EXERCICES:
1) Dans le texte sur les familles de la gauche, entre quels courants se trouve l'antagonisme le plus radical ?
2) Reprenez le texte sur les familles de la gauche après sa dernière phrase et poursuivez-le.

TEXTE À LIRE:
__________________________________________________

Ces esquisses, tracées à grands traits et qui mériteraient d’être largement détaillées et approfondies, relèvent de la forme « idéale-typique ». Par conséquent, sympathisant, militant ou élu de gauche qui lis ces ligne, c’est normal que tu te dises « je ne me reconnais totalement dans aucune de ces familles » : ce sont des cristallisations intellectuelles – chez les individus, on ne les rencontre que très rarement à l’état chimiquement pur[4].
Ce qui ne les empêche certainement pas de se livrer un combat acharné pour imposer leur vision du monde, quitte à excommunier les autres et à leur dénier toute appartenance à la gauche !
« La gauche, c’est moi », clament-elles.
À bien y regarder, les oppositions sont en effet difficilement surmontables et leur fondamentaux à tel point incompatibles que le compromis est impossible.

Round one : FIGHT !

Entre les vétérans républicains et les libéraux champions en titre, le combat est ancien et presque caricatural tant l’impression de déjà-vu est tenace.
Pour les premiers, le politique, dont la visée est l’intérêt général et le bien commun, doit primer sur l’économique… considérations aux antipodes de la pensée des seconds – accrochés à leurs « it’s the economy, stupid » et « there is no alternative » comme des moules plus très fraîches à leur rocher délaissé depuis longtemps par la marée – pour qui le politique doit se contenter d’établir les règles de redistribution des richesses créées par un marché laissé le plus libre possible (la fameuse liberté du renard libre dans un poulailler libre). L’encadrement de l’État doit se faire de loin, de très loin, de tellement loin qu’il n’interfère en rien avec la « main invisible », pauvre Adam Smith qu’ils feraient mieux de (re)lire avant de le citer à tort et à travers. Ils rêvent ainsi d’une ouverture la plus grande possible des marchés et des frontières, enterrant définitivement l’État-nation au profit de l’Europe d’une part et des entreprises transnationales d’autre part. Considérations qui relèvent, pour leurs adversaires républicains attachés à la nation et à l’État, de l’escroquerie[5].
Difficile, dans ces conditions, de concilier ces deux mouvements.
Mais ça, on le savait.

Ce n’est cependant pas là que les dissensions sont les plus vives ni le combat le plus violent. L’antagonisme le plus radical est à chercher entre l’outsider identitaire et les vétérans républicains : nous passons en quelque sorte d’un match de boxe un peu crade où les coups vicieux sont la règle à la guerre nucléaire totale.
Car tout les oppose. Au cœur du débat : l’attachement à la communauté nationale des individus-citoyens vs une lecture de la société à travers le prisme des communautés (ethno-)culturelles opprimées. Et volent les noms d’oiseau : « réac’ crypto-fasciste », « islamo-gauchiste »… Toute intervention médiatique d’un partisan de l’un ou l’autre camp, toute parution d’un ouvrage défendant les thèses d’un bord ou de l’autre, déchaînent passions, articles vengeurs et autres tweetclash[6].

__________________________________________________

DONNÉES FOURNIES:
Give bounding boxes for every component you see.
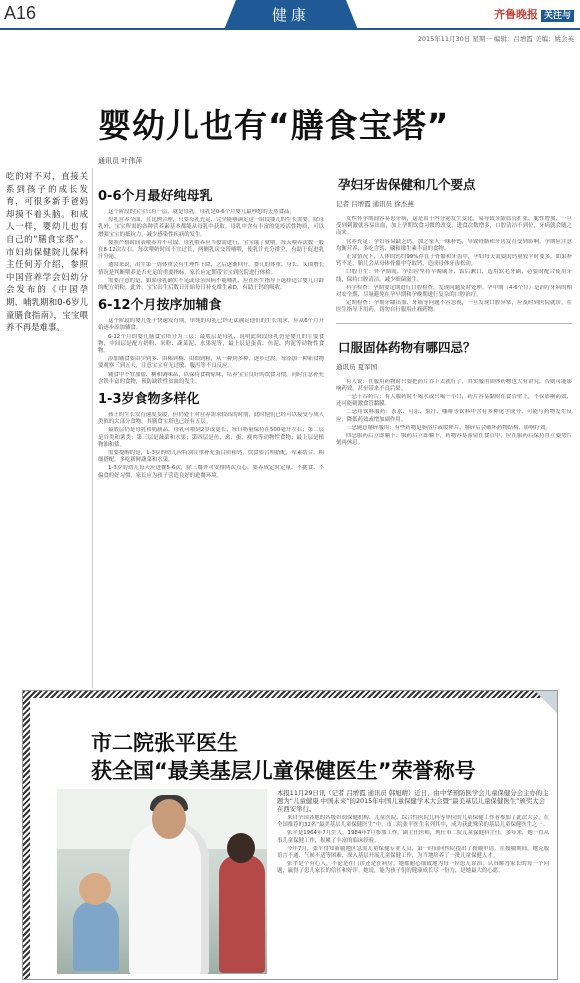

__________________________________________________

RÉPONSES:
1) Entre l'outsider identitaire et les vétérans républicains.

2)
S’il prend souvent ces formes pitoyables, le débat de fond n’en est pas moins réel. Car ces deux courants portent des conceptions du monde qui peuvent (et veulent) s’installer comme colonne vertébrale d’un projet alternatif à gauche. Ils font tous deux le pari de l’échec politique du champion en titre libéral, et cherchent à prendre l’ascendant intellectuel pour bâtir un autre programme d’action.
L’issue de ce combat est donc capitale.

D’autant que la troisième bataille, celle de l’outsider et du champion en titre, autrement dit des courants identitaire et libéral, est beaucoup plus ambiguë.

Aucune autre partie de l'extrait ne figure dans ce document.